> **Goal**
Repeat the records below exactly, leaving out any pictures.

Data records
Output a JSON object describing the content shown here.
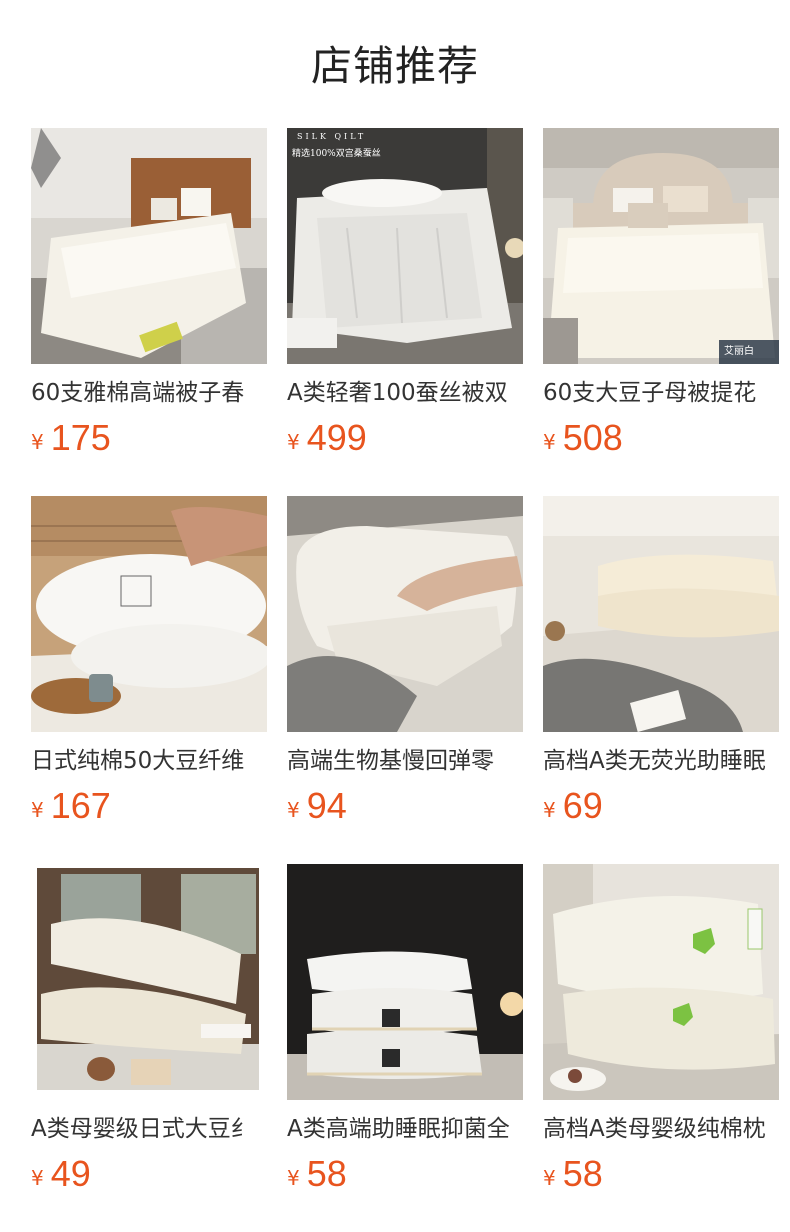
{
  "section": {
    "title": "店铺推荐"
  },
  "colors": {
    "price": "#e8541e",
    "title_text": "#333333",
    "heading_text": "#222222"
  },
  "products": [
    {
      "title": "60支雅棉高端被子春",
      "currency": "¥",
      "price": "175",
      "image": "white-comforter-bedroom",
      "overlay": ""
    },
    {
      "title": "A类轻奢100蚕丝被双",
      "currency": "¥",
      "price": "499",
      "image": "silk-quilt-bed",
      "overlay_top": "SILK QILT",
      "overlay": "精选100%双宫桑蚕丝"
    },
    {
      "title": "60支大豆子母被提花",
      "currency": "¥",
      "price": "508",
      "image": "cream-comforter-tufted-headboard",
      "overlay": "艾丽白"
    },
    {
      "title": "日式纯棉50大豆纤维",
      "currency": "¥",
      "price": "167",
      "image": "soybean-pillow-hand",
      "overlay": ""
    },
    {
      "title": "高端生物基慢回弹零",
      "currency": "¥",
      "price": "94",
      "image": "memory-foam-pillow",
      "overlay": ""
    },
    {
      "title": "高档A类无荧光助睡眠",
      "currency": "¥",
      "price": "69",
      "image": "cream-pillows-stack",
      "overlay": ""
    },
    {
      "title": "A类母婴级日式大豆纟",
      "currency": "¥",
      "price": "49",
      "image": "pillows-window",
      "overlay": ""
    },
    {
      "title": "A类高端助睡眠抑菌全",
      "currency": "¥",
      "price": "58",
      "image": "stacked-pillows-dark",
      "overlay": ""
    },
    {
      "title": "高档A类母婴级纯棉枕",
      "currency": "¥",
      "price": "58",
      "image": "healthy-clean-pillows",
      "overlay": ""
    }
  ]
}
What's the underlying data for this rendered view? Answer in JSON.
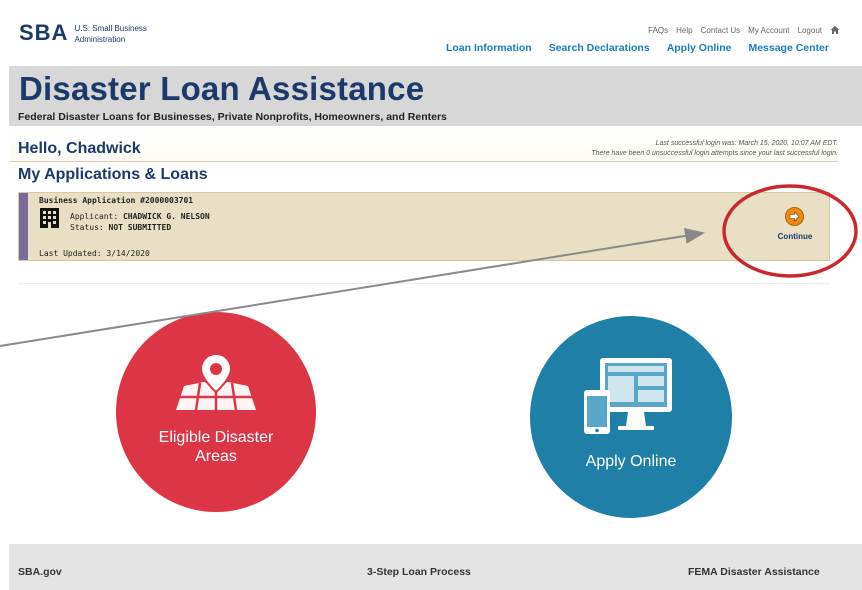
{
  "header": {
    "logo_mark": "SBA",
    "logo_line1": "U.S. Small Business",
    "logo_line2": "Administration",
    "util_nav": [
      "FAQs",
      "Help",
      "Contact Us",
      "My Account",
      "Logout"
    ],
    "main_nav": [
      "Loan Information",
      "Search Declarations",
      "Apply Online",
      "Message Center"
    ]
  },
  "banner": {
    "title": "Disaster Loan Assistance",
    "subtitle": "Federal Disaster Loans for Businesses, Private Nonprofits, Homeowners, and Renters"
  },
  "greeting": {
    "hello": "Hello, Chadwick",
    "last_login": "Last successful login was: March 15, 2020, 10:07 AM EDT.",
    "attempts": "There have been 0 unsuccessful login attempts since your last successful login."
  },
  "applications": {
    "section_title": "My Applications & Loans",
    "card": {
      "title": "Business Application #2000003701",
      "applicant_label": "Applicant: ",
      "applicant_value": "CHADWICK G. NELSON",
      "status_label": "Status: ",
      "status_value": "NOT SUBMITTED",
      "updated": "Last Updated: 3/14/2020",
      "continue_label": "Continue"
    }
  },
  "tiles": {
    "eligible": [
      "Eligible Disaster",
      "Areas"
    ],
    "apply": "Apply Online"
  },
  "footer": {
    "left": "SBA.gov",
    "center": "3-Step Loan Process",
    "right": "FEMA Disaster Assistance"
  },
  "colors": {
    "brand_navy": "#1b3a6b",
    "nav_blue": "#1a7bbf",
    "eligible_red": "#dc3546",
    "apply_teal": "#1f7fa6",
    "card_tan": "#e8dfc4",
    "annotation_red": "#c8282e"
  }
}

> **The reply**
Output a JSON object describing the content shown here.
{
  "section": {
    "title": "店铺推荐"
  },
  "colors": {
    "price": "#e8541e",
    "title_text": "#333333",
    "heading_text": "#222222"
  },
  "products": [
    {
      "title": "60支雅棉高端被子春",
      "currency": "¥",
      "price": "175",
      "image": "white-comforter-bedroom",
      "overlay": ""
    },
    {
      "title": "A类轻奢100蚕丝被双",
      "currency": "¥",
      "price": "499",
      "image": "silk-quilt-bed",
      "overlay_top": "SILK QILT",
      "overlay": "精选100%双宫桑蚕丝"
    },
    {
      "title": "60支大豆子母被提花",
      "currency": "¥",
      "price": "508",
      "image": "cream-comforter-tufted-headboard",
      "overlay": "艾丽白"
    },
    {
      "title": "日式纯棉50大豆纤维",
      "currency": "¥",
      "price": "167",
      "image": "soybean-pillow-hand",
      "overlay": ""
    },
    {
      "title": "高端生物基慢回弹零",
      "currency": "¥",
      "price": "94",
      "image": "memory-foam-pillow",
      "overlay": ""
    },
    {
      "title": "高档A类无荧光助睡眠",
      "currency": "¥",
      "price": "69",
      "image": "cream-pillows-stack",
      "overlay": ""
    },
    {
      "title": "A类母婴级日式大豆纟",
      "currency": "¥",
      "price": "49",
      "image": "pillows-window",
      "overlay": ""
    },
    {
      "title": "A类高端助睡眠抑菌全",
      "currency": "¥",
      "price": "58",
      "image": "stacked-pillows-dark",
      "overlay": ""
    },
    {
      "title": "高档A类母婴级纯棉枕",
      "currency": "¥",
      "price": "58",
      "image": "healthy-clean-pillows",
      "overlay": ""
    }
  ]
}
What's the underlying data for this rendered view? Answer in JSON.
{
  "header": {
    "logo_mark": "SBA",
    "logo_line1": "U.S. Small Business",
    "logo_line2": "Administration",
    "util_nav": [
      "FAQs",
      "Help",
      "Contact Us",
      "My Account",
      "Logout"
    ],
    "main_nav": [
      "Loan Information",
      "Search Declarations",
      "Apply Online",
      "Message Center"
    ]
  },
  "banner": {
    "title": "Disaster Loan Assistance",
    "subtitle": "Federal Disaster Loans for Businesses, Private Nonprofits, Homeowners, and Renters"
  },
  "greeting": {
    "hello": "Hello, Chadwick",
    "last_login": "Last successful login was: March 15, 2020, 10:07 AM EDT.",
    "attempts": "There have been 0 unsuccessful login attempts since your last successful login."
  },
  "applications": {
    "section_title": "My Applications & Loans",
    "card": {
      "title": "Business Application #2000003701",
      "applicant_label": "Applicant: ",
      "applicant_value": "CHADWICK G. NELSON",
      "status_label": "Status: ",
      "status_value": "NOT SUBMITTED",
      "updated": "Last Updated: 3/14/2020",
      "continue_label": "Continue"
    }
  },
  "tiles": {
    "eligible": [
      "Eligible Disaster",
      "Areas"
    ],
    "apply": "Apply Online"
  },
  "footer": {
    "left": "SBA.gov",
    "center": "3-Step Loan Process",
    "right": "FEMA Disaster Assistance"
  },
  "colors": {
    "brand_navy": "#1b3a6b",
    "nav_blue": "#1a7bbf",
    "eligible_red": "#dc3546",
    "apply_teal": "#1f7fa6",
    "card_tan": "#e8dfc4",
    "annotation_red": "#c8282e"
  }
}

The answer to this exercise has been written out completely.